_What is asked_:
Render every entry verbatim.

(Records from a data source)
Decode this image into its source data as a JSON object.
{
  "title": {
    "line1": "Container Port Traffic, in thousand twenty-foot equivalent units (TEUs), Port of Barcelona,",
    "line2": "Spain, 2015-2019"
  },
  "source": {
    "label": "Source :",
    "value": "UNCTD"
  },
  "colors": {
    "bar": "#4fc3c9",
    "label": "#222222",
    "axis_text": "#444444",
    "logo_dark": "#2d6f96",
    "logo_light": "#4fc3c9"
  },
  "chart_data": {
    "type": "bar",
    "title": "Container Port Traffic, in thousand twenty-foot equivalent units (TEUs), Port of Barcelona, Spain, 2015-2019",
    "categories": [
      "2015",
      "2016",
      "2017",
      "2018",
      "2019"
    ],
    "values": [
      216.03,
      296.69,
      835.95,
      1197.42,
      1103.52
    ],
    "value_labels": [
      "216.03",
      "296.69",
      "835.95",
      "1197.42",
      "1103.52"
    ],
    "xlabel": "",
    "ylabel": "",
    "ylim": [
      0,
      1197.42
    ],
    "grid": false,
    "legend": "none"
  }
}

_Finished task_:
Decode this image into its source data as a JSON object.
{
  "title": {
    "line1": "Container Port Traffic, in thousand twenty-foot equivalent units (TEUs), Port of Barcelona,",
    "line2": "Spain, 2015-2019"
  },
  "source": {
    "label": "Source :",
    "value": "UNCTD"
  },
  "colors": {
    "bar": "#4fc3c9",
    "label": "#222222",
    "axis_text": "#444444",
    "logo_dark": "#2d6f96",
    "logo_light": "#4fc3c9"
  },
  "chart_data": {
    "type": "bar",
    "title": "Container Port Traffic, in thousand twenty-foot equivalent units (TEUs), Port of Barcelona, Spain, 2015-2019",
    "categories": [
      "2015",
      "2016",
      "2017",
      "2018",
      "2019"
    ],
    "values": [
      216.03,
      296.69,
      835.95,
      1197.42,
      1103.52
    ],
    "value_labels": [
      "216.03",
      "296.69",
      "835.95",
      "1197.42",
      "1103.52"
    ],
    "xlabel": "",
    "ylabel": "",
    "ylim": [
      0,
      1197.42
    ],
    "grid": false,
    "legend": "none"
  }
}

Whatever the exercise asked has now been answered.